STATED EXERCISE: Identify all lines below that hold "caption" and collect them.

[Stored data]
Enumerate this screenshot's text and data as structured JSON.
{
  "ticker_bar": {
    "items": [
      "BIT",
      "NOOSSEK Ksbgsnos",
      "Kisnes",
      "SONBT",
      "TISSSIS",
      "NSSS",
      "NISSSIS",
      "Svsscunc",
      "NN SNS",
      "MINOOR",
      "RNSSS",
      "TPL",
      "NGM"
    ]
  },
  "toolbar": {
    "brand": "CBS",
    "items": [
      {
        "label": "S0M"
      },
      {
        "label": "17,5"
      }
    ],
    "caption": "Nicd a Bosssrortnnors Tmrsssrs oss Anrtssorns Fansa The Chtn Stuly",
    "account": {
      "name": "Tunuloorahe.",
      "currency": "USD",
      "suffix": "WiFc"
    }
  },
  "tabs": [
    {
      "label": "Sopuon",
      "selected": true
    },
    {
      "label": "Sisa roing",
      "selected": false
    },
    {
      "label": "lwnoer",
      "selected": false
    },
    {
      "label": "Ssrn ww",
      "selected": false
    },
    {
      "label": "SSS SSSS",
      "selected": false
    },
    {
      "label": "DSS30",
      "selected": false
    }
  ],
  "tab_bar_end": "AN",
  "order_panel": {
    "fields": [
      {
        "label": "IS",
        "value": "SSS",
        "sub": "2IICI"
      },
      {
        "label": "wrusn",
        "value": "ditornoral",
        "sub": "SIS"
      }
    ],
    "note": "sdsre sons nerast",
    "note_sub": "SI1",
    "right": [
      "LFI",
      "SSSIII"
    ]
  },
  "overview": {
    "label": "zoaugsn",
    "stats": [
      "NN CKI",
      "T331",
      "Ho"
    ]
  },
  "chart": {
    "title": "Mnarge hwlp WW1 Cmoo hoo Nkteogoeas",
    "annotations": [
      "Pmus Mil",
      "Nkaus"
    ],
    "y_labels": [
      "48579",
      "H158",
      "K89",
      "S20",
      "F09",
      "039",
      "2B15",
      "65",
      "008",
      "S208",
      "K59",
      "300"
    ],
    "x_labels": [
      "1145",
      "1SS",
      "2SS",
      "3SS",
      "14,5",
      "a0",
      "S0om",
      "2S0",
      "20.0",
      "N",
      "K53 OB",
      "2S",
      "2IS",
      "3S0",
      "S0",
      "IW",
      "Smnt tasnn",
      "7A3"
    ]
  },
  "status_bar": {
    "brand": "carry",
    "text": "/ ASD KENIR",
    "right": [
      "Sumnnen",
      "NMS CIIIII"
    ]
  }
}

==

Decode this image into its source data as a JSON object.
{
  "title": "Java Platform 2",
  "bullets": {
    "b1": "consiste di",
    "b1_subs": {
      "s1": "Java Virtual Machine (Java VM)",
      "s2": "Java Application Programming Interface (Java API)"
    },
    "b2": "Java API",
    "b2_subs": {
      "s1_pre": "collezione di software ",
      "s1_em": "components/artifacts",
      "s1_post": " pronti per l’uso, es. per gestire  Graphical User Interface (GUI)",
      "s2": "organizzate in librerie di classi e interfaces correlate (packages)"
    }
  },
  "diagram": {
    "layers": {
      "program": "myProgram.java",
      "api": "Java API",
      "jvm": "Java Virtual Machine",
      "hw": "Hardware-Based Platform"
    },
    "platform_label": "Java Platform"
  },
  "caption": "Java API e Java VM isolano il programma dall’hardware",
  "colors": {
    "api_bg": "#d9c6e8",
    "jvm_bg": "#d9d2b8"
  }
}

ANSWER TO THE PROBLEM:
    "caption": "Nicd a Bosssrortnnors Tmrsssrs oss Anrtssorns Fansa The Chtn Stuly",
  "caption": "Java API e Java VM isolano il programma dall’hardware",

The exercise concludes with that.